• _Objective_
Extract every line that contains the word "color".
# START OF Material for this task
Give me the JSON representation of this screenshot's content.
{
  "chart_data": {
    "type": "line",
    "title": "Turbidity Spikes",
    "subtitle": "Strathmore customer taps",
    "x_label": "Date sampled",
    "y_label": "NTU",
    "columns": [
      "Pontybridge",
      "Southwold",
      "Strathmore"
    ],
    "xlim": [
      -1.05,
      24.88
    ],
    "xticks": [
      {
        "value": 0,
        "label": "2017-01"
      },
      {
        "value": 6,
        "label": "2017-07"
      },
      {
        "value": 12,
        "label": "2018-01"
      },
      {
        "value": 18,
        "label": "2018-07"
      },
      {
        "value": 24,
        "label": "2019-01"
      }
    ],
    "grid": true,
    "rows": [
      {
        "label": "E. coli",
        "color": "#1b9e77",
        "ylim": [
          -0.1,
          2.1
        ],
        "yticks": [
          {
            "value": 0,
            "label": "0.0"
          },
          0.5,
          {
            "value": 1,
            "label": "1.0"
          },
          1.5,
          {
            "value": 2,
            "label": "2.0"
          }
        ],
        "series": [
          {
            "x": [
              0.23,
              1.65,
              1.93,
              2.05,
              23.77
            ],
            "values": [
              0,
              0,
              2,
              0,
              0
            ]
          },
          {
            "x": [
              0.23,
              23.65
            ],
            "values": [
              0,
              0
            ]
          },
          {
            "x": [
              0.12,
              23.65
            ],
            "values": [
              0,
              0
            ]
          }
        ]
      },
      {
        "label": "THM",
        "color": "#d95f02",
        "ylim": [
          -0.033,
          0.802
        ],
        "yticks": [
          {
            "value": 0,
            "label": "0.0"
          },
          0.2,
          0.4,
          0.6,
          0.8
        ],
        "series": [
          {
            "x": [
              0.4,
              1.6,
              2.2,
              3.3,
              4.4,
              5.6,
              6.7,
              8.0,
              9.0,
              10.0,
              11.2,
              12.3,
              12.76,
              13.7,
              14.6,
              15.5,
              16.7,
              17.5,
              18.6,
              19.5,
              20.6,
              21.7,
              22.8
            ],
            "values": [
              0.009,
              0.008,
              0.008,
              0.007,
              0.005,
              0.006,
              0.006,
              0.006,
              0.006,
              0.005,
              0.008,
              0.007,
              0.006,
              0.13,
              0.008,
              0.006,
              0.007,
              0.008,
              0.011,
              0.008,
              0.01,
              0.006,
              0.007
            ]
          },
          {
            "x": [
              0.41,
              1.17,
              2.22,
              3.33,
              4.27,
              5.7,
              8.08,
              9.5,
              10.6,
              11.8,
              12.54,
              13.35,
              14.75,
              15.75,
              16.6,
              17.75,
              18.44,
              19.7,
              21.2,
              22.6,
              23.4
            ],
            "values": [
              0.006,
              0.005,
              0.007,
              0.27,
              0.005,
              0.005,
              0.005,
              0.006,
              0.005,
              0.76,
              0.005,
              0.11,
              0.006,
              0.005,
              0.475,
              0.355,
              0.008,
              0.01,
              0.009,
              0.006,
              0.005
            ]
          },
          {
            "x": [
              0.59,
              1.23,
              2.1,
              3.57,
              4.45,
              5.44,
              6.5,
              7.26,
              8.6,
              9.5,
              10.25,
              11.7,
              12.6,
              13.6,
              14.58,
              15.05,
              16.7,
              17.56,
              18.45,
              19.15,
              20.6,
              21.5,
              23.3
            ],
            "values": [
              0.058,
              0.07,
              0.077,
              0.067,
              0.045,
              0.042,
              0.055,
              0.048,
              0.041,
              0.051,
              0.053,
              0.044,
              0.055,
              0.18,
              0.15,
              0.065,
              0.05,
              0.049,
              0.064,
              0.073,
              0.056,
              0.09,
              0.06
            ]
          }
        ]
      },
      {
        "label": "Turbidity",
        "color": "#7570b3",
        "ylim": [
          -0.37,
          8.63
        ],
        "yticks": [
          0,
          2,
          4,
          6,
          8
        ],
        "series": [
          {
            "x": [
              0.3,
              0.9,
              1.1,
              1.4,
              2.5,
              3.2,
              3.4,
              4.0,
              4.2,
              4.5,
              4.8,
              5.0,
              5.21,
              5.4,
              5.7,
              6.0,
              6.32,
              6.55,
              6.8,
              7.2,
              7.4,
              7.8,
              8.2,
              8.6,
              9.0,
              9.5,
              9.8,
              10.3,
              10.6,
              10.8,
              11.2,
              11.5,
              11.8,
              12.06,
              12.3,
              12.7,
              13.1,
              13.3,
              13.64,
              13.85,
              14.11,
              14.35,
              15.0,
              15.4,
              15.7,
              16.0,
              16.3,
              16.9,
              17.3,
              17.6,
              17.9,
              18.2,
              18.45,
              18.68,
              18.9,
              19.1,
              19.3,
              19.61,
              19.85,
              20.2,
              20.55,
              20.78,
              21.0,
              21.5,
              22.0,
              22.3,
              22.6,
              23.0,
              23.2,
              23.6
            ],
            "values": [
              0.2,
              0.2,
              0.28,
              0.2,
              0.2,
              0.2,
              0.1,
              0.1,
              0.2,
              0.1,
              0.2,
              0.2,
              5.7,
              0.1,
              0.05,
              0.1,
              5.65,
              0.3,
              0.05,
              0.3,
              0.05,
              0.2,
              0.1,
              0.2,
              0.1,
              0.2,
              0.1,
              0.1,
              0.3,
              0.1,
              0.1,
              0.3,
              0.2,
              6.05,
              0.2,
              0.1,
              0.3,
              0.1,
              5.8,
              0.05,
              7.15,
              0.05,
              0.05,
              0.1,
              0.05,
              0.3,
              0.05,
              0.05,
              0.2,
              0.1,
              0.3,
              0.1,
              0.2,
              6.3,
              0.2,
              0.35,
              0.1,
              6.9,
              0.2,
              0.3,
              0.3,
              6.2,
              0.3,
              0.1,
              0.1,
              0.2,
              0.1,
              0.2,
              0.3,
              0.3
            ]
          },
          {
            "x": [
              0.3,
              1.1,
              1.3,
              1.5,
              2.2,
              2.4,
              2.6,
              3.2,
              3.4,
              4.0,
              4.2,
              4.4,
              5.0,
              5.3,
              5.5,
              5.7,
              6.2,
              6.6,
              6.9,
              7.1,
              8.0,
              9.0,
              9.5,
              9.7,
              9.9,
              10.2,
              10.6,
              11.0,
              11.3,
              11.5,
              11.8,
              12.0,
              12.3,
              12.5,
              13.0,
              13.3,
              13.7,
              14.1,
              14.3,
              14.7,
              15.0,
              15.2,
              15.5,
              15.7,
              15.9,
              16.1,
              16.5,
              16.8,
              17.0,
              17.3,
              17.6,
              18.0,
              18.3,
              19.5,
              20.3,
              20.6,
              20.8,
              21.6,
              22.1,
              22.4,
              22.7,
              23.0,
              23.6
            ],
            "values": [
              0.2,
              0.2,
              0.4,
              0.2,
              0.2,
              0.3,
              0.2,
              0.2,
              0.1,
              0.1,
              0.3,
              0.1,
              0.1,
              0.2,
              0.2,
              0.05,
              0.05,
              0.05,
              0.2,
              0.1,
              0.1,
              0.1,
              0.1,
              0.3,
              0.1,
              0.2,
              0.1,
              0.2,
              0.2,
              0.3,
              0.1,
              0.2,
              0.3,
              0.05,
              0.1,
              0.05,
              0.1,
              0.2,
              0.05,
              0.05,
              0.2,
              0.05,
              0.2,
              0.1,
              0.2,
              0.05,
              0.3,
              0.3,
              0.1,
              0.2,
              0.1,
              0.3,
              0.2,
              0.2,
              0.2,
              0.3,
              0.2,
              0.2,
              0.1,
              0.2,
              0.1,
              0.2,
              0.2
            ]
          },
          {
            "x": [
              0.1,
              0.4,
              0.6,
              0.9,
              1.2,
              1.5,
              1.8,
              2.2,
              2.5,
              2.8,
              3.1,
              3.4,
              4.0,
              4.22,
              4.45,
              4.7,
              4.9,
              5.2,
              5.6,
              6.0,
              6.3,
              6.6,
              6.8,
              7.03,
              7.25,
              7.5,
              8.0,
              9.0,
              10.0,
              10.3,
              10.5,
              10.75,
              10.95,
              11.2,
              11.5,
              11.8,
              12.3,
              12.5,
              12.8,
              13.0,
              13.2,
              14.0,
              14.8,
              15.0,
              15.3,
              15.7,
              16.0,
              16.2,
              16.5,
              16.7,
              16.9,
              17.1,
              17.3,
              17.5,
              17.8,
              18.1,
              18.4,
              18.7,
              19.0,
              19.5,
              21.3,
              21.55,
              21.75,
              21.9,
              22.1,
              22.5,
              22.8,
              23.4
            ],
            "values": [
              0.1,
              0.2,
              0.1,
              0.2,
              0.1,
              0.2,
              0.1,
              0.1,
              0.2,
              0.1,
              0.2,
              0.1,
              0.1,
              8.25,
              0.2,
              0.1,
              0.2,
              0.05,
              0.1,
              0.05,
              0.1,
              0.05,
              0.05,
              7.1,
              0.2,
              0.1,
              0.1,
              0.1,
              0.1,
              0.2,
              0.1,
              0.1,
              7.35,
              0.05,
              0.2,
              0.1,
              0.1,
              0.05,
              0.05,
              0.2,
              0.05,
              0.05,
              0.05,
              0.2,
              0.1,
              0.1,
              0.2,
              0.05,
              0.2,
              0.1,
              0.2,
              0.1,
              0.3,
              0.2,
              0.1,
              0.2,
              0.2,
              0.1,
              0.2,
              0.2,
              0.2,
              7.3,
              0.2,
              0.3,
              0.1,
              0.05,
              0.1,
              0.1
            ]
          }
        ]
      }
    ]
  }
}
# END OF Material for this task
• _Solution to this task_
        "color": "#1b9e77",
        "color": "#d95f02",
        "color": "#7570b3",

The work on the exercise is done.